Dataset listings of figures
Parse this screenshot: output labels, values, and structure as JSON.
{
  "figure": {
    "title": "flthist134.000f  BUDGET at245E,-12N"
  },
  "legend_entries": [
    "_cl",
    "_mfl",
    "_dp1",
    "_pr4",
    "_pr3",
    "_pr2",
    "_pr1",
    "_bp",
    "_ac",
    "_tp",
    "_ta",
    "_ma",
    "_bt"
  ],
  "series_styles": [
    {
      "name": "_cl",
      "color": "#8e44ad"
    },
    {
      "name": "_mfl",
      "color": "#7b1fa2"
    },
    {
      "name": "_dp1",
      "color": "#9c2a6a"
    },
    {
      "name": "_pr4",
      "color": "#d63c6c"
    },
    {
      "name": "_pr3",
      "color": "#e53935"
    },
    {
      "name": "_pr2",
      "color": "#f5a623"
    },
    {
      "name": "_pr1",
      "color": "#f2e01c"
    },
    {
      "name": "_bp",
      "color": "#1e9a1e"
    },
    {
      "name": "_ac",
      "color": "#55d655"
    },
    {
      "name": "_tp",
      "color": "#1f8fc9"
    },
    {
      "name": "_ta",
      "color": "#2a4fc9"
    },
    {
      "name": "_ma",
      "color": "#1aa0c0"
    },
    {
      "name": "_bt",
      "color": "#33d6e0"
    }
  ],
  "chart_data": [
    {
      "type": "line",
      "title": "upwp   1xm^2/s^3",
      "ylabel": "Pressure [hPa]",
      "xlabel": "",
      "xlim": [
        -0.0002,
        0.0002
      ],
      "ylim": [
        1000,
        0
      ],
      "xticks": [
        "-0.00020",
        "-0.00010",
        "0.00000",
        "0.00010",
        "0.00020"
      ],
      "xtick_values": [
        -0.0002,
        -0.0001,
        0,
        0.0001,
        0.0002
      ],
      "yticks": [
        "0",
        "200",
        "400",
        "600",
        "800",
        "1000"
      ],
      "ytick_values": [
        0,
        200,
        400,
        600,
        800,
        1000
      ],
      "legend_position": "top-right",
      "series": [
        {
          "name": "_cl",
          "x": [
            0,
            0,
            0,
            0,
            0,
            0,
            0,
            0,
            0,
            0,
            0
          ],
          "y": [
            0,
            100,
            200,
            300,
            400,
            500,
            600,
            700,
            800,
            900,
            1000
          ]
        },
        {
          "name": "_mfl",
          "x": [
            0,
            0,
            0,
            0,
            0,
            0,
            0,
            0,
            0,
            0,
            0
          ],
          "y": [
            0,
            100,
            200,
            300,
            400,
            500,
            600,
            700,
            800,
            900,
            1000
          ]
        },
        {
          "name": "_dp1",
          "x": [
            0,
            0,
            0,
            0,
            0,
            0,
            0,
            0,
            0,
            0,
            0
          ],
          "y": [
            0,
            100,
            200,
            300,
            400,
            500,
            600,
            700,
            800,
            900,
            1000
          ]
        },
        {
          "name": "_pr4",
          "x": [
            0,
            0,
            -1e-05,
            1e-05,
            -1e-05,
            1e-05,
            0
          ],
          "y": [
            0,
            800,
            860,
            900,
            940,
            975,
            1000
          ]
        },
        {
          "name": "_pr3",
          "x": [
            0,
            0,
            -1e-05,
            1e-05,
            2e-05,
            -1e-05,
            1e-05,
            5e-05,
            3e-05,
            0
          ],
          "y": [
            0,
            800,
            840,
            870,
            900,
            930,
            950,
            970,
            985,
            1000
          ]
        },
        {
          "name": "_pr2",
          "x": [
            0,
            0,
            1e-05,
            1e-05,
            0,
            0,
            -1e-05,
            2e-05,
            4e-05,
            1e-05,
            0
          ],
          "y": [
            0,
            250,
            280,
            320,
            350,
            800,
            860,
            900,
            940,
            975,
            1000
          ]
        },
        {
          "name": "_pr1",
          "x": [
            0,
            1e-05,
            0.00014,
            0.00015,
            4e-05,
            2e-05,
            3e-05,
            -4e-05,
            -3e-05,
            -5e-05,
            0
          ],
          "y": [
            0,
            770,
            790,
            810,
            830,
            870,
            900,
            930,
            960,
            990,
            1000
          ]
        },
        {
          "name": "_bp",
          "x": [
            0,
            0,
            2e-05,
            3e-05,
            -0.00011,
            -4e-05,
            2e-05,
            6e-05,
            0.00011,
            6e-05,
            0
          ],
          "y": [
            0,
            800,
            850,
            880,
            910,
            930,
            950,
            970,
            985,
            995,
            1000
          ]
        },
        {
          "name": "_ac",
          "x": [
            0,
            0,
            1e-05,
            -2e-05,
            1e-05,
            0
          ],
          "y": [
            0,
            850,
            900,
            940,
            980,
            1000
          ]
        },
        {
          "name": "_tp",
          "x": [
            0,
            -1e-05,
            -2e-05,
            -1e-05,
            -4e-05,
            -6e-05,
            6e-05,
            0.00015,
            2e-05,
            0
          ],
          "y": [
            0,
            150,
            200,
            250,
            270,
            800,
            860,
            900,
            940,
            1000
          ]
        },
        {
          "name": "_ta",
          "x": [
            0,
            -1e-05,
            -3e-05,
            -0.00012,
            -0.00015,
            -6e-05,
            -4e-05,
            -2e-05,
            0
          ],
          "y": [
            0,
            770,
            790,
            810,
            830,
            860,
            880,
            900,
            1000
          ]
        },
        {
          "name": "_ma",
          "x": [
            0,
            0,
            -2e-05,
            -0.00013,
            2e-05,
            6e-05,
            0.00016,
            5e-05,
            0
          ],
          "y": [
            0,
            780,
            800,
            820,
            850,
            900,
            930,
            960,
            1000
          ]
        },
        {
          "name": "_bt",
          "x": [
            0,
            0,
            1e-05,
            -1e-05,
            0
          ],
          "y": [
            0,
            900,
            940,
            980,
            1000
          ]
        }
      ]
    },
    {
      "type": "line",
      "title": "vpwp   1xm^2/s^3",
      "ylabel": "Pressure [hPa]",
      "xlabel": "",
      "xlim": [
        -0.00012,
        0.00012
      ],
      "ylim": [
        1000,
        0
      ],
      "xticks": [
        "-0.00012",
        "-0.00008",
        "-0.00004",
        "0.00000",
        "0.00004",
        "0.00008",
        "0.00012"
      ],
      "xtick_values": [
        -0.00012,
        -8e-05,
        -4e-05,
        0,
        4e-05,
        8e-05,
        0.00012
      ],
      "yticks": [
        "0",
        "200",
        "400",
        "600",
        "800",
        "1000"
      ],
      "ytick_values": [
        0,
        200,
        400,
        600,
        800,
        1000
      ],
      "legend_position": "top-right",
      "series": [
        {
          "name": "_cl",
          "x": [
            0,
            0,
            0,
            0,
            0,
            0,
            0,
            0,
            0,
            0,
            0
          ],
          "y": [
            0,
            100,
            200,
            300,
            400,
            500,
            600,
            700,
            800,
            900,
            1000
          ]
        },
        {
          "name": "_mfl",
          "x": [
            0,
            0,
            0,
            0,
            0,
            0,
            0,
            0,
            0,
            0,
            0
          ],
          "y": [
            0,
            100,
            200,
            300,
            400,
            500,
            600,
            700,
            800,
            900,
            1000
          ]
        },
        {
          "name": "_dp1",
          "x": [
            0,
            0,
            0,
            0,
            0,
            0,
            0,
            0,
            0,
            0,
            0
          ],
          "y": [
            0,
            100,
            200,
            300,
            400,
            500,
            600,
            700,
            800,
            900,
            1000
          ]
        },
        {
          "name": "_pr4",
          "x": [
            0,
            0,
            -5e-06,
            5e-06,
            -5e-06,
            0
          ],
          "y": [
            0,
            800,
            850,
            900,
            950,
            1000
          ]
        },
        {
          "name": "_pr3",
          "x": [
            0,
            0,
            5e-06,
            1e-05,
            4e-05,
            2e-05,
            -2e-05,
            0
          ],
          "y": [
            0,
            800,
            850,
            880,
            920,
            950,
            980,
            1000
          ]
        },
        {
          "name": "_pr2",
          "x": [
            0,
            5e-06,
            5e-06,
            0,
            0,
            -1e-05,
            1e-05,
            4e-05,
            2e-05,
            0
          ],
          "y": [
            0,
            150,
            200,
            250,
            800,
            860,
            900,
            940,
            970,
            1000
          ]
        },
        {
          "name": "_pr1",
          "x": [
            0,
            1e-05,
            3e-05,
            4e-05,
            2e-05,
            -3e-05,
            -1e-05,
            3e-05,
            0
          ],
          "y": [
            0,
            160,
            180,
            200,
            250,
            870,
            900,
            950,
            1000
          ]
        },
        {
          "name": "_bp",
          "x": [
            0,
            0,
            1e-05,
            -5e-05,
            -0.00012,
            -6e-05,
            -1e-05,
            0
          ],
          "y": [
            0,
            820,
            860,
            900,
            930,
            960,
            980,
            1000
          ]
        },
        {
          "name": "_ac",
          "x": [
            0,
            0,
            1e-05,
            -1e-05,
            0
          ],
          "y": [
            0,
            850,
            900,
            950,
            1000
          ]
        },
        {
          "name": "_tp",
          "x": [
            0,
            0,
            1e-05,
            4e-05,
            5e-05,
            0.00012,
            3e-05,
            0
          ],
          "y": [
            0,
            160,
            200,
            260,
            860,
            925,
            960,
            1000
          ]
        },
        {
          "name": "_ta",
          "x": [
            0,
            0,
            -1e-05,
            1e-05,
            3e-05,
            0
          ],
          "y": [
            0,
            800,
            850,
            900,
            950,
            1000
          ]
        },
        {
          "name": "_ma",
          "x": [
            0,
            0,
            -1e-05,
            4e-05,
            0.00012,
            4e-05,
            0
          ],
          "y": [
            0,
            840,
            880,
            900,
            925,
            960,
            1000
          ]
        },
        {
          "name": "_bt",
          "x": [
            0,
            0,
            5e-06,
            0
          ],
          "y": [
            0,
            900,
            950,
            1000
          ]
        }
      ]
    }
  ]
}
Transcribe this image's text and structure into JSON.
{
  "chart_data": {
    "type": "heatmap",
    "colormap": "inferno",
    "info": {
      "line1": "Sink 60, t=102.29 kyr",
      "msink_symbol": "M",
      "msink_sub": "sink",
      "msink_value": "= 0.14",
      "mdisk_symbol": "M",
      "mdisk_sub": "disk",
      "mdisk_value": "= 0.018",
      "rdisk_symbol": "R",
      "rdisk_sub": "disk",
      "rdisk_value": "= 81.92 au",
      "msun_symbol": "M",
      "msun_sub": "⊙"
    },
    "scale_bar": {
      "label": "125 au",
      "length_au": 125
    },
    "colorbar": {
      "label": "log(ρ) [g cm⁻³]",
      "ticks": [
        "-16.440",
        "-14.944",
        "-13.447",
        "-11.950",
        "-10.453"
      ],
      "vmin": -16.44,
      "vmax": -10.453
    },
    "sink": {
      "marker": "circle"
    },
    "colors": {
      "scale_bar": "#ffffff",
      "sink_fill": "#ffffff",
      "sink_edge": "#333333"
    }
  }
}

(EXERCISE DESCRIPTION) Collect from the data above every line that includes "structure".

(THE REPLY)
Parse this screenshot: output labels, values, and structure as JSON.
Transcribe this image's text and structure into JSON.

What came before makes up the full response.